### SUPPLIED RECORDS
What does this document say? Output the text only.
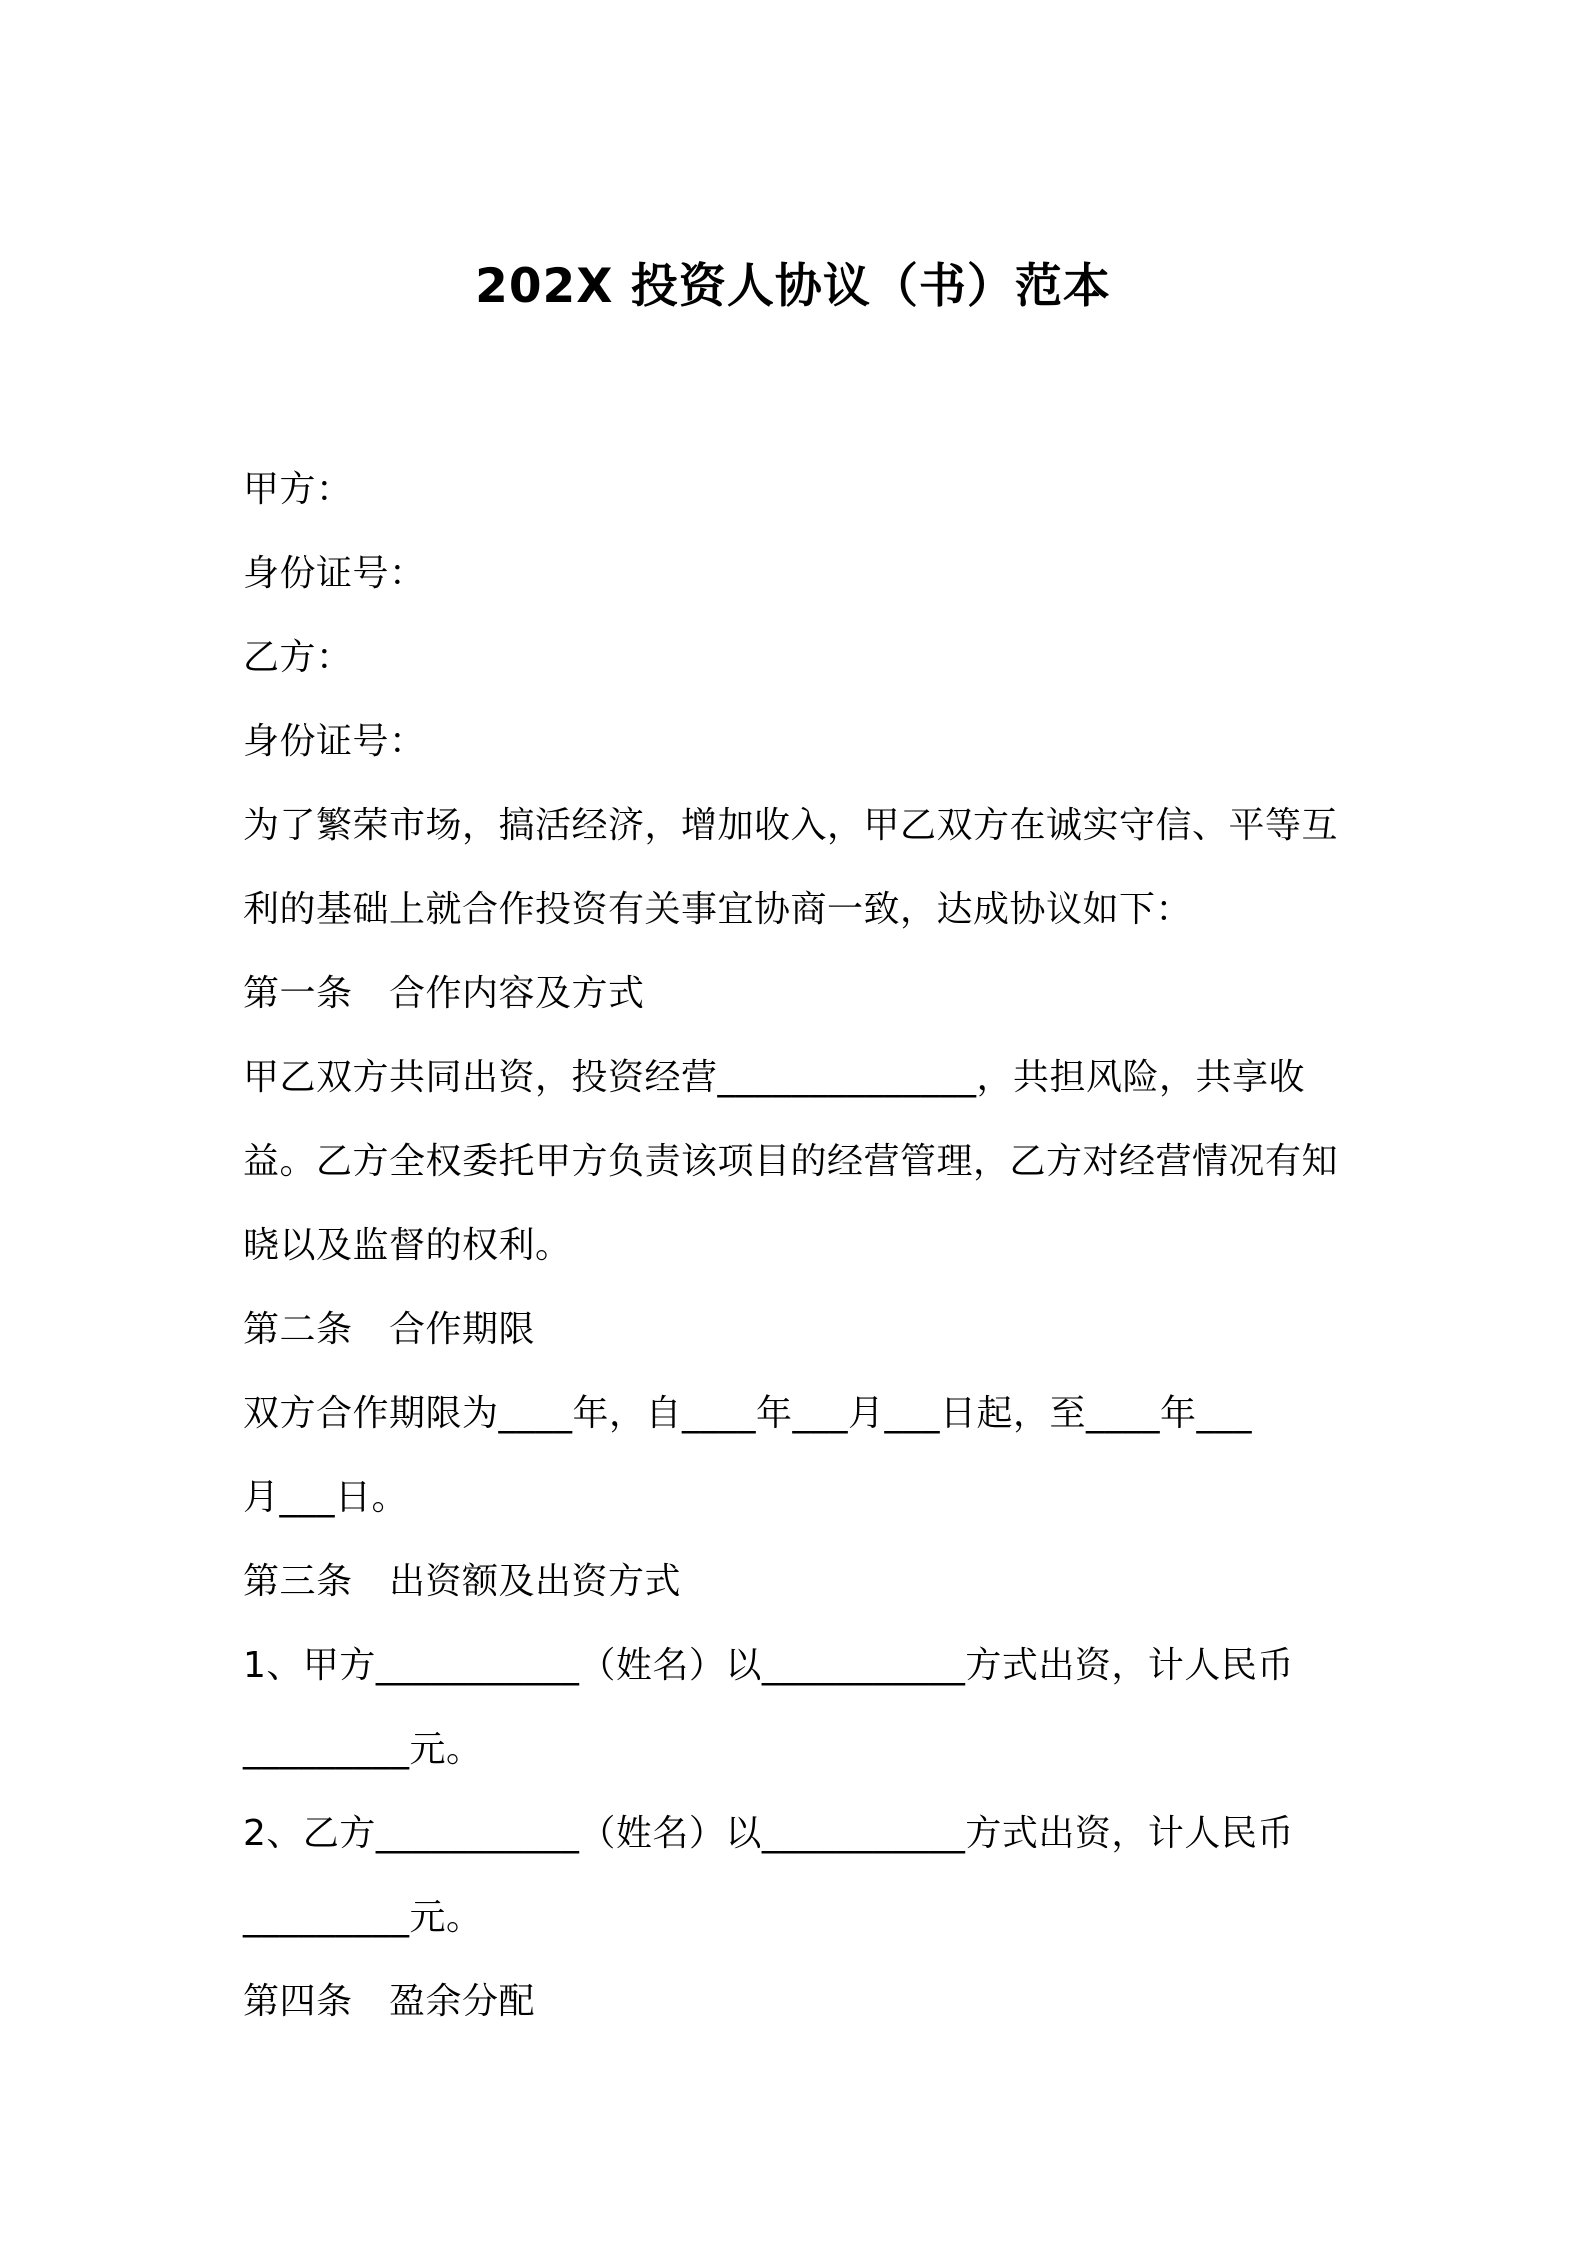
202X 投资人协议（书）范本
甲方：
身份证号：
乙方：
身份证号：
为了繁荣市场，搞活经济，增加收入，甲乙双方在诚实守信、平等互
利的基础上就合作投资有关事宜协商一致，达成协议如下：
第一条　合作内容及方式
甲乙双方共同出资，投资经营______________，共担风险，共享收
益。乙方全权委托甲方负责该项目的经营管理，乙方对经营情况有知
晓以及监督的权利。
第二条　合作期限
双方合作期限为____年，自____年___月___日起，至____年___
月___日。
第三条　出资额及出资方式
1、甲方___________（姓名）以___________方式出资，计人民币
_________元。
2、乙方___________（姓名）以___________方式出资，计人民币
_________元。
第四条　盈余分配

### EXERCISE DETAILS
Transcribe all the lines above exactly, apart from the pictures.

### EXERCISE RESULT
What does this document say? Output the text only.
202X 投资人协议（书）范本
甲方：
身份证号：
乙方：
身份证号：
为了繁荣市场，搞活经济，增加收入，甲乙双方在诚实守信、平等互
利的基础上就合作投资有关事宜协商一致，达成协议如下：
第一条　合作内容及方式
甲乙双方共同出资，投资经营______________，共担风险，共享收
益。乙方全权委托甲方负责该项目的经营管理，乙方对经营情况有知
晓以及监督的权利。
第二条　合作期限
双方合作期限为____年，自____年___月___日起，至____年___
月___日。
第三条　出资额及出资方式
1、甲方___________（姓名）以___________方式出资，计人民币
_________元。
2、乙方___________（姓名）以___________方式出资，计人民币
_________元。
第四条　盈余分配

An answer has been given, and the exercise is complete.